### PROBLEM DESCRIPTION
Copy every one of the following records word for word. Keep each line in its original order.

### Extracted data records
* Start *

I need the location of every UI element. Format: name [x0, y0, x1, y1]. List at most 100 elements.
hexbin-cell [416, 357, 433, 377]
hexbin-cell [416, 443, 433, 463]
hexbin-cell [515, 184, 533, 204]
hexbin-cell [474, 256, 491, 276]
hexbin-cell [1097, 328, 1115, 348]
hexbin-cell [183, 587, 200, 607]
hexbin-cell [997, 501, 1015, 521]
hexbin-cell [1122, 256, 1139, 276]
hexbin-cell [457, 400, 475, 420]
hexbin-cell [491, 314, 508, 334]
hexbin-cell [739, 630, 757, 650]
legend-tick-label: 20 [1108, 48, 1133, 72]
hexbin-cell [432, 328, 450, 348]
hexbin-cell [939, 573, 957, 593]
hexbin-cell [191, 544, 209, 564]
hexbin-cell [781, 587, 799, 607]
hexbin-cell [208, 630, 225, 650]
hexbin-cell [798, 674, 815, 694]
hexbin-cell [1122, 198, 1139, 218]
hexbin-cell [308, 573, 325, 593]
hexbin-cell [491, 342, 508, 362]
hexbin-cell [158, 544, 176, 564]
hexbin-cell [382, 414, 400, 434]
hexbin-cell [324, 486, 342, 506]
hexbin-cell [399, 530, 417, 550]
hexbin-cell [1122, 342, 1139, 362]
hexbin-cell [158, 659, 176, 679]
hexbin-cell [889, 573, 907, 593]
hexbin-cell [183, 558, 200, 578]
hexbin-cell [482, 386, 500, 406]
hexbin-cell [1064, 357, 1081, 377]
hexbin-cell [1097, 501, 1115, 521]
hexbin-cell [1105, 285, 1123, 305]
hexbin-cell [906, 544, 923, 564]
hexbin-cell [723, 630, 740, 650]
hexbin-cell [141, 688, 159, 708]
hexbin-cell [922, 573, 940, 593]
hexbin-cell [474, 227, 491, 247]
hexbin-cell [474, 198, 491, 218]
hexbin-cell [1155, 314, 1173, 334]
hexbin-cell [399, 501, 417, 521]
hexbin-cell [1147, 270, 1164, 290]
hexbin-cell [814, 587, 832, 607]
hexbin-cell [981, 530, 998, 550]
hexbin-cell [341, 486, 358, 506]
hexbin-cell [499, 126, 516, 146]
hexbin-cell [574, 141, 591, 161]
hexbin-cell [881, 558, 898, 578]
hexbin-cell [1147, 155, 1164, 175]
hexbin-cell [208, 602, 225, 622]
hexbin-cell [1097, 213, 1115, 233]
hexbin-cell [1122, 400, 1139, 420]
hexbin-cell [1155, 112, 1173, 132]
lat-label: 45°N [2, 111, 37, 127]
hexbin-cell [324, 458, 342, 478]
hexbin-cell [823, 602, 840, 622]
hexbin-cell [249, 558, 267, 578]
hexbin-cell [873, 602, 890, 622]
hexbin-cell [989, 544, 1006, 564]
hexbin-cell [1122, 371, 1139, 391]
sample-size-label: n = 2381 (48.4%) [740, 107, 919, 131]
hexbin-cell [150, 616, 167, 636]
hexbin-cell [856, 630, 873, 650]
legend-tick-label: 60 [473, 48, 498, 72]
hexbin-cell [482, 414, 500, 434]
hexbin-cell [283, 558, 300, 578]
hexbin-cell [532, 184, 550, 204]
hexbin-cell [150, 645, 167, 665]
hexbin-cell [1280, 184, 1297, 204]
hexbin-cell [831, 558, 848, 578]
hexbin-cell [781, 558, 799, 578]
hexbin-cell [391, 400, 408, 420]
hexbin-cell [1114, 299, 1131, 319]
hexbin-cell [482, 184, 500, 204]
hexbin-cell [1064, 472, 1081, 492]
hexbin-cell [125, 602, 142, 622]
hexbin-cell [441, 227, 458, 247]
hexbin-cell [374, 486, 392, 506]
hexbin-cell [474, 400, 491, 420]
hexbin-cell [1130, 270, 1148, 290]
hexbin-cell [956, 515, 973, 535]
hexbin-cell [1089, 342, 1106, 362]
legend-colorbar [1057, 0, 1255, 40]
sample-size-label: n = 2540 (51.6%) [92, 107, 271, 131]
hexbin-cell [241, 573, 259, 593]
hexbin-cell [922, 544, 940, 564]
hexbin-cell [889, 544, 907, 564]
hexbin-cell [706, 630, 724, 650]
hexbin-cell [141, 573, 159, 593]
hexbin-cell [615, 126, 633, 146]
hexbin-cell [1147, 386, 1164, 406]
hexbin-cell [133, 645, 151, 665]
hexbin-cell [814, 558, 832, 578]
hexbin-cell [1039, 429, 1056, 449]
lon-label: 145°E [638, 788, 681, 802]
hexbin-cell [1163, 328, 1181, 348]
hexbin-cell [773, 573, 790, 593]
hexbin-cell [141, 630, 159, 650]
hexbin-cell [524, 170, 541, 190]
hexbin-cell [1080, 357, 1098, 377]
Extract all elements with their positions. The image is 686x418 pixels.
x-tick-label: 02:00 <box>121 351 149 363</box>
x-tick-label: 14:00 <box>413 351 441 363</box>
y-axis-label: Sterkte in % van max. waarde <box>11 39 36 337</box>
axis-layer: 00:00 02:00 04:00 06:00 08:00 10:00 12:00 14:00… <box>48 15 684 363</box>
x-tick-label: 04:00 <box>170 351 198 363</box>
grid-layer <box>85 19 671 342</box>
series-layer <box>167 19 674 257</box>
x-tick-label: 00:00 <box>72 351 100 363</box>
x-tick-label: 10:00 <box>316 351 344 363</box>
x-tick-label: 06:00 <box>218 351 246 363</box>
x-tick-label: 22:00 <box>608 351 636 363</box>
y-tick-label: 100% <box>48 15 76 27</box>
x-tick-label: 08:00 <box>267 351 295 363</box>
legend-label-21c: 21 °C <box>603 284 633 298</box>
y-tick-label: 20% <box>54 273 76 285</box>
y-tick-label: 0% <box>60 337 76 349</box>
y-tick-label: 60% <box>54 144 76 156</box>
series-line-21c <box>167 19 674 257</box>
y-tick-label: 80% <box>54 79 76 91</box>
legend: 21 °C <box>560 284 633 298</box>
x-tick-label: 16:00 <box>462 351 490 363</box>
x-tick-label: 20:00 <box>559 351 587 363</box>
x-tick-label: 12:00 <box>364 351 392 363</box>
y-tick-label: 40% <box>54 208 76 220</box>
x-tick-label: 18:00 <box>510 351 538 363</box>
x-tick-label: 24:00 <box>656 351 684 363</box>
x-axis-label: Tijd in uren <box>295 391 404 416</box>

* End *

### WRITTEN RESPONSE
I need the location of every UI element. Format: name [x0, y0, x1, y1]. List at most 100 elements.
hexbin-cell [416, 357, 433, 377]
hexbin-cell [416, 443, 433, 463]
hexbin-cell [515, 184, 533, 204]
hexbin-cell [474, 256, 491, 276]
hexbin-cell [1097, 328, 1115, 348]
hexbin-cell [183, 587, 200, 607]
hexbin-cell [997, 501, 1015, 521]
hexbin-cell [1122, 256, 1139, 276]
hexbin-cell [457, 400, 475, 420]
hexbin-cell [491, 314, 508, 334]
hexbin-cell [739, 630, 757, 650]
legend-tick-label: 20 [1108, 48, 1133, 72]
hexbin-cell [432, 328, 450, 348]
hexbin-cell [939, 573, 957, 593]
hexbin-cell [191, 544, 209, 564]
hexbin-cell [781, 587, 799, 607]
hexbin-cell [208, 630, 225, 650]
hexbin-cell [798, 674, 815, 694]
hexbin-cell [1122, 198, 1139, 218]
hexbin-cell [308, 573, 325, 593]
hexbin-cell [491, 342, 508, 362]
hexbin-cell [158, 544, 176, 564]
hexbin-cell [382, 414, 400, 434]
hexbin-cell [324, 486, 342, 506]
hexbin-cell [399, 530, 417, 550]
hexbin-cell [1122, 342, 1139, 362]
hexbin-cell [158, 659, 176, 679]
hexbin-cell [889, 573, 907, 593]
hexbin-cell [183, 558, 200, 578]
hexbin-cell [482, 386, 500, 406]
hexbin-cell [1064, 357, 1081, 377]
hexbin-cell [1097, 501, 1115, 521]
hexbin-cell [1105, 285, 1123, 305]
hexbin-cell [906, 544, 923, 564]
hexbin-cell [723, 630, 740, 650]
hexbin-cell [141, 688, 159, 708]
hexbin-cell [922, 573, 940, 593]
hexbin-cell [474, 227, 491, 247]
hexbin-cell [474, 198, 491, 218]
hexbin-cell [1155, 314, 1173, 334]
hexbin-cell [399, 501, 417, 521]
hexbin-cell [1147, 270, 1164, 290]
hexbin-cell [814, 587, 832, 607]
hexbin-cell [981, 530, 998, 550]
hexbin-cell [341, 486, 358, 506]
hexbin-cell [499, 126, 516, 146]
hexbin-cell [574, 141, 591, 161]
hexbin-cell [881, 558, 898, 578]
hexbin-cell [1147, 155, 1164, 175]
hexbin-cell [208, 602, 225, 622]
hexbin-cell [1097, 213, 1115, 233]
hexbin-cell [1122, 400, 1139, 420]
hexbin-cell [1155, 112, 1173, 132]
lat-label: 45°N [2, 111, 37, 127]
hexbin-cell [324, 458, 342, 478]
hexbin-cell [823, 602, 840, 622]
hexbin-cell [249, 558, 267, 578]
hexbin-cell [873, 602, 890, 622]
hexbin-cell [989, 544, 1006, 564]
hexbin-cell [1122, 371, 1139, 391]
sample-size-label: n = 2381 (48.4%) [740, 107, 919, 131]
hexbin-cell [150, 616, 167, 636]
hexbin-cell [856, 630, 873, 650]
legend-tick-label: 60 [473, 48, 498, 72]
hexbin-cell [482, 414, 500, 434]
hexbin-cell [283, 558, 300, 578]
hexbin-cell [532, 184, 550, 204]
hexbin-cell [150, 645, 167, 665]
hexbin-cell [1280, 184, 1297, 204]
hexbin-cell [831, 558, 848, 578]
hexbin-cell [781, 558, 799, 578]
hexbin-cell [391, 400, 408, 420]
hexbin-cell [1114, 299, 1131, 319]
hexbin-cell [482, 184, 500, 204]
hexbin-cell [1064, 472, 1081, 492]
hexbin-cell [125, 602, 142, 622]
hexbin-cell [441, 227, 458, 247]
hexbin-cell [374, 486, 392, 506]
hexbin-cell [474, 400, 491, 420]
hexbin-cell [1130, 270, 1148, 290]
hexbin-cell [956, 515, 973, 535]
hexbin-cell [1089, 342, 1106, 362]
legend-colorbar [1057, 0, 1255, 40]
sample-size-label: n = 2540 (51.6%) [92, 107, 271, 131]
hexbin-cell [241, 573, 259, 593]
hexbin-cell [922, 544, 940, 564]
hexbin-cell [889, 544, 907, 564]
hexbin-cell [706, 630, 724, 650]
hexbin-cell [141, 573, 159, 593]
hexbin-cell [615, 126, 633, 146]
hexbin-cell [1147, 386, 1164, 406]
hexbin-cell [133, 645, 151, 665]
hexbin-cell [814, 558, 832, 578]
hexbin-cell [1039, 429, 1056, 449]
lon-label: 145°E [638, 788, 681, 802]
hexbin-cell [1163, 328, 1181, 348]
hexbin-cell [773, 573, 790, 593]
hexbin-cell [141, 630, 159, 650]
hexbin-cell [524, 170, 541, 190]
hexbin-cell [1080, 357, 1098, 377]
Extract all elements with their positions. The image is 686x418 pixels.
x-tick-label: 02:00 <box>121 351 149 363</box>
x-tick-label: 14:00 <box>413 351 441 363</box>
y-axis-label: Sterkte in % van max. waarde <box>11 39 36 337</box>
axis-layer: 00:00 02:00 04:00 06:00 08:00 10:00 12:00 14:00… <box>48 15 684 363</box>
x-tick-label: 04:00 <box>170 351 198 363</box>
grid-layer <box>85 19 671 342</box>
series-layer <box>167 19 674 257</box>
x-tick-label: 00:00 <box>72 351 100 363</box>
x-tick-label: 10:00 <box>316 351 344 363</box>
x-tick-label: 06:00 <box>218 351 246 363</box>
x-tick-label: 22:00 <box>608 351 636 363</box>
y-tick-label: 100% <box>48 15 76 27</box>
x-tick-label: 08:00 <box>267 351 295 363</box>
legend-label-21c: 21 °C <box>603 284 633 298</box>
y-tick-label: 20% <box>54 273 76 285</box>
y-tick-label: 0% <box>60 337 76 349</box>
y-tick-label: 60% <box>54 144 76 156</box>
series-line-21c <box>167 19 674 257</box>
y-tick-label: 80% <box>54 79 76 91</box>
legend: 21 °C <box>560 284 633 298</box>
x-tick-label: 16:00 <box>462 351 490 363</box>
x-tick-label: 20:00 <box>559 351 587 363</box>
x-tick-label: 12:00 <box>364 351 392 363</box>
y-tick-label: 40% <box>54 208 76 220</box>
x-tick-label: 18:00 <box>510 351 538 363</box>
x-tick-label: 24:00 <box>656 351 684 363</box>
x-axis-label: Tijd in uren <box>295 391 404 416</box>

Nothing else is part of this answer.